- **SHORT TASK**: Pick out the lines containing "chantier".

- **STORED ROWS**:
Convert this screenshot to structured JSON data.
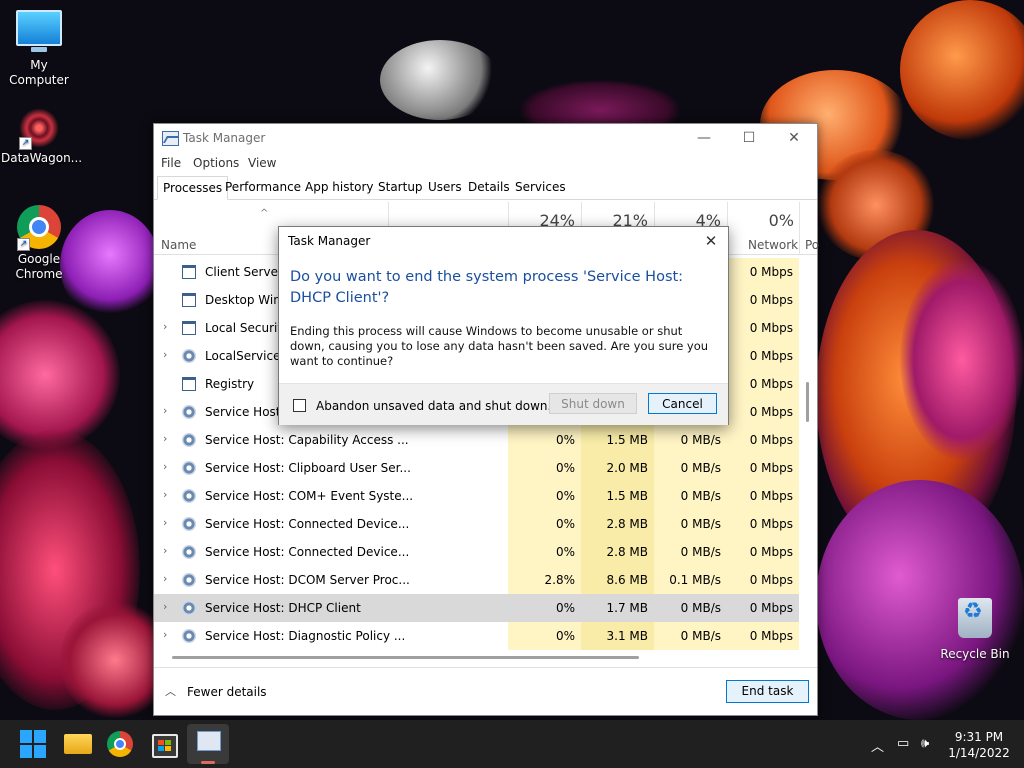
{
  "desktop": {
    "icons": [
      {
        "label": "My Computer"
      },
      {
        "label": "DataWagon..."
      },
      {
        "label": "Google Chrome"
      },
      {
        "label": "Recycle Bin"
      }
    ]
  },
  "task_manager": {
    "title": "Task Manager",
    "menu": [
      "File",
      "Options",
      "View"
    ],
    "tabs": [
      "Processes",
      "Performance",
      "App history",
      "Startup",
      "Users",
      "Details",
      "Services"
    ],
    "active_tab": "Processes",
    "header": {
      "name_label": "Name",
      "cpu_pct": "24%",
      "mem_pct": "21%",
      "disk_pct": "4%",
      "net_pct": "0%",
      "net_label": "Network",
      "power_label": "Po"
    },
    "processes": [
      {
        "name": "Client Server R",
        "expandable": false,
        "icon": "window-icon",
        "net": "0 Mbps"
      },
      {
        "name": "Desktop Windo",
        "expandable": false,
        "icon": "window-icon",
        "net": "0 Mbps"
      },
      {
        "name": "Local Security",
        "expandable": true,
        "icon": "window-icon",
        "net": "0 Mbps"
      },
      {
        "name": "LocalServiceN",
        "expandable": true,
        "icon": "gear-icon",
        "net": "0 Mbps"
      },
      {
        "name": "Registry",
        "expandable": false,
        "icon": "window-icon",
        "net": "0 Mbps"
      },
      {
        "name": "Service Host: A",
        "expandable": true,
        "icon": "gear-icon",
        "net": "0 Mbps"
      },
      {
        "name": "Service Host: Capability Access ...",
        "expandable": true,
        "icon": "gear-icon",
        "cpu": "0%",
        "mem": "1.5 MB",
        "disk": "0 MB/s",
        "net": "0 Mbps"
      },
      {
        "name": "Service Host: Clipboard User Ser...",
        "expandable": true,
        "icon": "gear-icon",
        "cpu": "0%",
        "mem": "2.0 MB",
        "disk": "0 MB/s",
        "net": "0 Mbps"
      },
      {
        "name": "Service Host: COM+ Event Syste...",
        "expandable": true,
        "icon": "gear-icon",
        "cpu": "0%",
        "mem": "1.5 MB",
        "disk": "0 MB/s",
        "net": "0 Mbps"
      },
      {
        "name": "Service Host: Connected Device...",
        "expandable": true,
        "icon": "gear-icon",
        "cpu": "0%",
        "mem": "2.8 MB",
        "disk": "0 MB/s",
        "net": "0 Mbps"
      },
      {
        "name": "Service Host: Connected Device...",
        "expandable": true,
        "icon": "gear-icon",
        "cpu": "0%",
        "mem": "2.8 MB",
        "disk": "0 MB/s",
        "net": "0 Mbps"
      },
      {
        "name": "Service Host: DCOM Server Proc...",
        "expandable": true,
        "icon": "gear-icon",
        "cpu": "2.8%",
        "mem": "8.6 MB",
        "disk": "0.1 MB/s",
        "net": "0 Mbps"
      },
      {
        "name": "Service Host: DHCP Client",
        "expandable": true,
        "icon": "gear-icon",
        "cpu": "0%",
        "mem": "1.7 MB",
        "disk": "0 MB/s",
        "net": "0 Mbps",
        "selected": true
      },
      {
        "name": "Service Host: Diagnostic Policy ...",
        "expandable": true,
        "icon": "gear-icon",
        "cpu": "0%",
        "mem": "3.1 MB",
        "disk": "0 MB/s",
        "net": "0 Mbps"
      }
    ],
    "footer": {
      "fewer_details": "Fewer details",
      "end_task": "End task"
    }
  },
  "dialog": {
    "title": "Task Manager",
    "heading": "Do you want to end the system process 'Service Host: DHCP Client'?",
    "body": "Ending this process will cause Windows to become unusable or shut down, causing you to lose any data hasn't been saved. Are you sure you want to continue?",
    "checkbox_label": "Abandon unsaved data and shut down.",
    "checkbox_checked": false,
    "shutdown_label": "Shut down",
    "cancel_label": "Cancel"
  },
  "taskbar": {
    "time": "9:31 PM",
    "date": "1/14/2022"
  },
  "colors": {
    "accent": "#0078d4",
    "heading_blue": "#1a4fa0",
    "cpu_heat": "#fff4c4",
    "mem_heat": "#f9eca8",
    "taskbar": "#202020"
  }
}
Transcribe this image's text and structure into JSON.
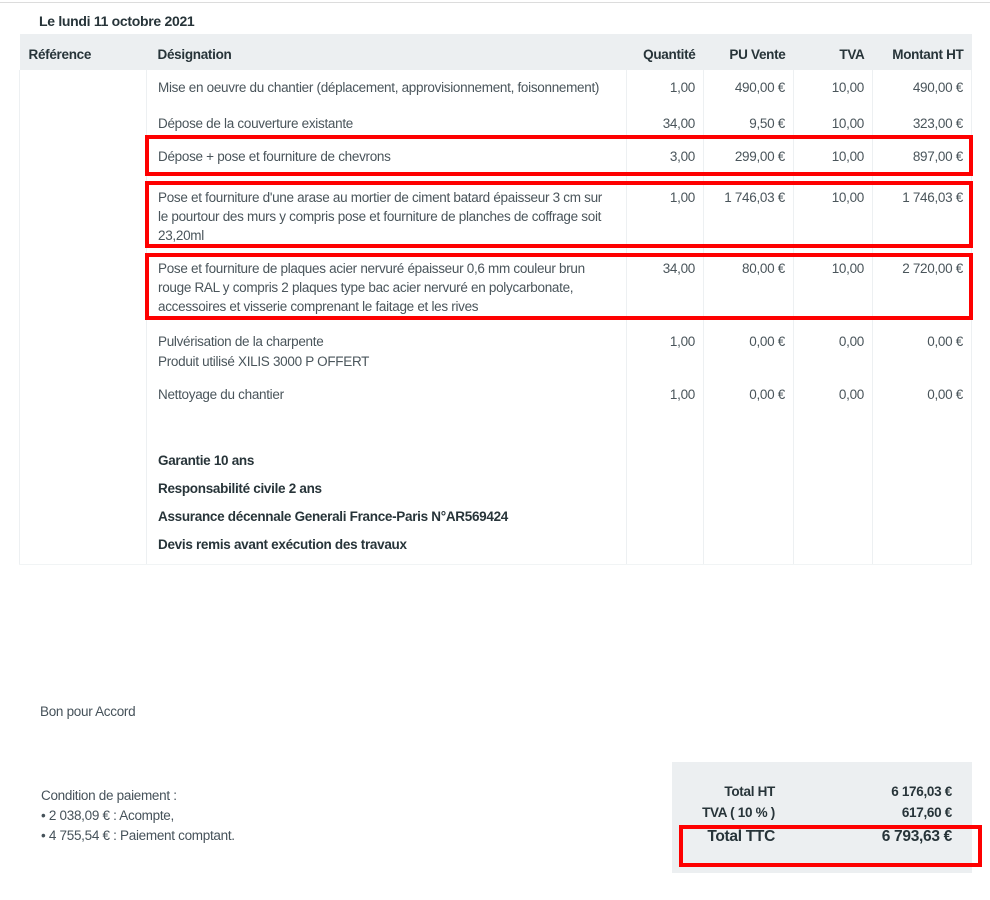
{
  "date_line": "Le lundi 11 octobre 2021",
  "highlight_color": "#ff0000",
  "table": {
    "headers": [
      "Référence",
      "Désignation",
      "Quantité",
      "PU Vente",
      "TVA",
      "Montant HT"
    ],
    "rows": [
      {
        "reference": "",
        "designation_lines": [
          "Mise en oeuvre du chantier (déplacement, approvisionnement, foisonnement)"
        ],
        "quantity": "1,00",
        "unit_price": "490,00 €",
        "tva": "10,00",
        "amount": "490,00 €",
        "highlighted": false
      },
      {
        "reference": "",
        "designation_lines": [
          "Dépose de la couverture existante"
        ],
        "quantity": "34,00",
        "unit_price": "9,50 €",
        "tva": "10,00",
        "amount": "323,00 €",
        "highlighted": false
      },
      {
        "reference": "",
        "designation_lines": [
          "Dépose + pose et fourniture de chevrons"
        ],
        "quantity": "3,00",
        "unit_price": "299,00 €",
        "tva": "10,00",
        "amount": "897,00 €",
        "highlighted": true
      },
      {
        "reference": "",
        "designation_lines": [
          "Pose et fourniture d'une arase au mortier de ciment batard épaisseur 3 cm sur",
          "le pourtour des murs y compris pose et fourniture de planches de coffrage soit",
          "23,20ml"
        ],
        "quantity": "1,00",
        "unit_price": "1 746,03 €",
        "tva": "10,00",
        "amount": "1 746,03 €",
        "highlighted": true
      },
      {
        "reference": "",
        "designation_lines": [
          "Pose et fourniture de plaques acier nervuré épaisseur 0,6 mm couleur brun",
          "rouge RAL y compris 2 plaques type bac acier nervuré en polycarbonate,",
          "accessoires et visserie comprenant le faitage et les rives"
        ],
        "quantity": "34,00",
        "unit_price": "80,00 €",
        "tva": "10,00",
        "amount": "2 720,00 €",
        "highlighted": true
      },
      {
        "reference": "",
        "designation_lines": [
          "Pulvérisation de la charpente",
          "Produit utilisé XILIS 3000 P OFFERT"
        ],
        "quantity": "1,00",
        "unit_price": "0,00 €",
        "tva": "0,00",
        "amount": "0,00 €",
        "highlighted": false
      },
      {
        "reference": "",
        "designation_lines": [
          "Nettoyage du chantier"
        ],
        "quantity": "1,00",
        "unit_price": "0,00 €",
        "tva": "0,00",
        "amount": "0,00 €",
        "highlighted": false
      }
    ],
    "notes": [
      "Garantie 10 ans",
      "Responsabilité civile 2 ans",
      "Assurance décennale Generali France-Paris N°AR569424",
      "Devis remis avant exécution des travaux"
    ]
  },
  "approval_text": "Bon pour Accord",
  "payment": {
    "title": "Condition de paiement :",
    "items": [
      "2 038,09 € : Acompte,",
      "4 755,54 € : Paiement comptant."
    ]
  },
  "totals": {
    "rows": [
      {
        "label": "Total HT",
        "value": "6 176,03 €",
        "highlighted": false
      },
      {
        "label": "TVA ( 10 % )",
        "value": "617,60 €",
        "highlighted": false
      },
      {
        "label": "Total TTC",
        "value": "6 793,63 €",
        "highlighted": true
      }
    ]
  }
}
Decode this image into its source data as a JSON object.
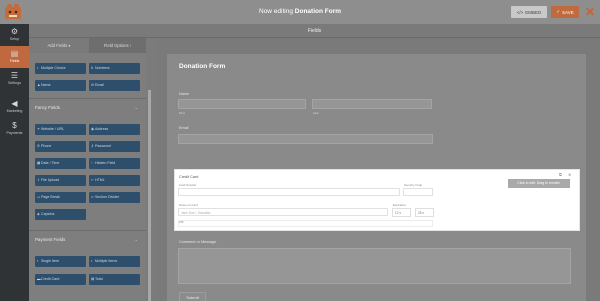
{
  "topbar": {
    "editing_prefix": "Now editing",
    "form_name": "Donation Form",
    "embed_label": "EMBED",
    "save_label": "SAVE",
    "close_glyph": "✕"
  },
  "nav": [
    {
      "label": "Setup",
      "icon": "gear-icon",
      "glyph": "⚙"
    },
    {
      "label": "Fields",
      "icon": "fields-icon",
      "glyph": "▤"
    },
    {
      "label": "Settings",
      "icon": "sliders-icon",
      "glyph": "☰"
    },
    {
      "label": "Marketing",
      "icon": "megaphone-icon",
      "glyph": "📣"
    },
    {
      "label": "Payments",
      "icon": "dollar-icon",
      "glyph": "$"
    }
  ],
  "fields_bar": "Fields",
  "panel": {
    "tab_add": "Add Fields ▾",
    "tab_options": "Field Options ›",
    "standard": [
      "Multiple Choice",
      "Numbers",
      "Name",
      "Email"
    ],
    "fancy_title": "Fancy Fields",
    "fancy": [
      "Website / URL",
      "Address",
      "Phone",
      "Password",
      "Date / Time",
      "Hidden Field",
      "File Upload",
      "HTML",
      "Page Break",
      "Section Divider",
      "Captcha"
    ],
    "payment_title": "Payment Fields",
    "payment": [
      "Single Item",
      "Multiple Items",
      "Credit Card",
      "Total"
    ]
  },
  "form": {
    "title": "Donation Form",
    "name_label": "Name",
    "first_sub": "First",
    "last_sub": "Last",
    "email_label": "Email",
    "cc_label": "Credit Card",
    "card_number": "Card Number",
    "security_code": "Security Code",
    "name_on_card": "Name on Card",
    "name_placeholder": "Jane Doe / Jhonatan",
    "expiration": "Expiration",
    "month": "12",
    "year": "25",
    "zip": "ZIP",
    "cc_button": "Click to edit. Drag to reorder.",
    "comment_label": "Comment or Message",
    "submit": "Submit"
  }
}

- **RESULT BELOW**:
          "Mise en oeuvre du chantier (déplacement, approvisionnement, foisonnement)"
          "Nettoyage du chantier"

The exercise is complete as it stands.